**WHAT YOU WILL DO**
Your task is to reproduce the entries below word for word.

---*---

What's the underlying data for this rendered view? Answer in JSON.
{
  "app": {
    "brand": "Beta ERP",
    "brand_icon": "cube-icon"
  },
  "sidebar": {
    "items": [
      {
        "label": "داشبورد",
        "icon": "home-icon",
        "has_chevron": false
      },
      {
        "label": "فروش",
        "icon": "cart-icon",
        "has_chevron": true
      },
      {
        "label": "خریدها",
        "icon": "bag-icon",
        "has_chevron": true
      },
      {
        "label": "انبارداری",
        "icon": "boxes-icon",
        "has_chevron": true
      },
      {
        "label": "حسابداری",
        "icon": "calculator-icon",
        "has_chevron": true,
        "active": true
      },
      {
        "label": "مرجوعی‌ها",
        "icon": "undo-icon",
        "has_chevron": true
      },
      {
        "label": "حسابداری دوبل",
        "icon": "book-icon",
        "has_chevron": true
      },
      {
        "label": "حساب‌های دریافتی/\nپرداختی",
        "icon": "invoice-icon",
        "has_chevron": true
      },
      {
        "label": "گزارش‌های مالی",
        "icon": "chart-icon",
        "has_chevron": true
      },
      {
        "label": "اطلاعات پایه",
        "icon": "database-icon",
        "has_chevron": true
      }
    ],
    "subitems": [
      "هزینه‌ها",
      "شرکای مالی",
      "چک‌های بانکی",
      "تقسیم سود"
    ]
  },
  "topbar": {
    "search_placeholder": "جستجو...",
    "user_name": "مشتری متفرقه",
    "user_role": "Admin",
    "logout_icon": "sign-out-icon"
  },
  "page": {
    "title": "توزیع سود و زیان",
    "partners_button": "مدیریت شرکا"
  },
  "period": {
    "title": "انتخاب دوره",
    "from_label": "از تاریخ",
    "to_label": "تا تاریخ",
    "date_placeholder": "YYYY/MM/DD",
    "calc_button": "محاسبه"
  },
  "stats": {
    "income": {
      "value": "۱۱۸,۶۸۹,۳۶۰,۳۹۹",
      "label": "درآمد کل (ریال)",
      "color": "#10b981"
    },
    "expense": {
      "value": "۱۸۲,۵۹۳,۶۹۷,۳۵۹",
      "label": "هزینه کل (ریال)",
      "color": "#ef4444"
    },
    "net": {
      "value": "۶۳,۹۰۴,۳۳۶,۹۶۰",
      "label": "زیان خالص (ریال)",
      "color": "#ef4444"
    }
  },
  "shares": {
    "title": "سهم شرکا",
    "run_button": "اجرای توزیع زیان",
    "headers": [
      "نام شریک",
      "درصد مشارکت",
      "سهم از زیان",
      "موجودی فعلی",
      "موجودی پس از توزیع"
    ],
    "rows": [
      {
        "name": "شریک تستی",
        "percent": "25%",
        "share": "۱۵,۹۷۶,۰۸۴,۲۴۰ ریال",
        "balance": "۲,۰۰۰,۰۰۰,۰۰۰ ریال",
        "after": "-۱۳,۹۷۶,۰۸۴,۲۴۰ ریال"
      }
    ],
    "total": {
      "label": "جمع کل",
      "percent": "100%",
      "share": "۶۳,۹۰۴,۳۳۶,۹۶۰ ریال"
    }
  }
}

---*---

**FULL OUTPUT**
What's the underlying data for this rendered view? Answer in JSON.
{
  "app": {
    "brand": "Beta ERP",
    "brand_icon": "cube-icon"
  },
  "sidebar": {
    "items": [
      {
        "label": "داشبورد",
        "icon": "home-icon",
        "has_chevron": false
      },
      {
        "label": "فروش",
        "icon": "cart-icon",
        "has_chevron": true
      },
      {
        "label": "خریدها",
        "icon": "bag-icon",
        "has_chevron": true
      },
      {
        "label": "انبارداری",
        "icon": "boxes-icon",
        "has_chevron": true
      },
      {
        "label": "حسابداری",
        "icon": "calculator-icon",
        "has_chevron": true,
        "active": true
      },
      {
        "label": "مرجوعی‌ها",
        "icon": "undo-icon",
        "has_chevron": true
      },
      {
        "label": "حسابداری دوبل",
        "icon": "book-icon",
        "has_chevron": true
      },
      {
        "label": "حساب‌های دریافتی/\nپرداختی",
        "icon": "invoice-icon",
        "has_chevron": true
      },
      {
        "label": "گزارش‌های مالی",
        "icon": "chart-icon",
        "has_chevron": true
      },
      {
        "label": "اطلاعات پایه",
        "icon": "database-icon",
        "has_chevron": true
      }
    ],
    "subitems": [
      "هزینه‌ها",
      "شرکای مالی",
      "چک‌های بانکی",
      "تقسیم سود"
    ]
  },
  "topbar": {
    "search_placeholder": "جستجو...",
    "user_name": "مشتری متفرقه",
    "user_role": "Admin",
    "logout_icon": "sign-out-icon"
  },
  "page": {
    "title": "توزیع سود و زیان",
    "partners_button": "مدیریت شرکا"
  },
  "period": {
    "title": "انتخاب دوره",
    "from_label": "از تاریخ",
    "to_label": "تا تاریخ",
    "date_placeholder": "YYYY/MM/DD",
    "calc_button": "محاسبه"
  },
  "stats": {
    "income": {
      "value": "۱۱۸,۶۸۹,۳۶۰,۳۹۹",
      "label": "درآمد کل (ریال)",
      "color": "#10b981"
    },
    "expense": {
      "value": "۱۸۲,۵۹۳,۶۹۷,۳۵۹",
      "label": "هزینه کل (ریال)",
      "color": "#ef4444"
    },
    "net": {
      "value": "۶۳,۹۰۴,۳۳۶,۹۶۰",
      "label": "زیان خالص (ریال)",
      "color": "#ef4444"
    }
  },
  "shares": {
    "title": "سهم شرکا",
    "run_button": "اجرای توزیع زیان",
    "headers": [
      "نام شریک",
      "درصد مشارکت",
      "سهم از زیان",
      "موجودی فعلی",
      "موجودی پس از توزیع"
    ],
    "rows": [
      {
        "name": "شریک تستی",
        "percent": "25%",
        "share": "۱۵,۹۷۶,۰۸۴,۲۴۰ ریال",
        "balance": "۲,۰۰۰,۰۰۰,۰۰۰ ریال",
        "after": "-۱۳,۹۷۶,۰۸۴,۲۴۰ ریال"
      }
    ],
    "total": {
      "label": "جمع کل",
      "percent": "100%",
      "share": "۶۳,۹۰۴,۳۳۶,۹۶۰ ریال"
    }
  }
}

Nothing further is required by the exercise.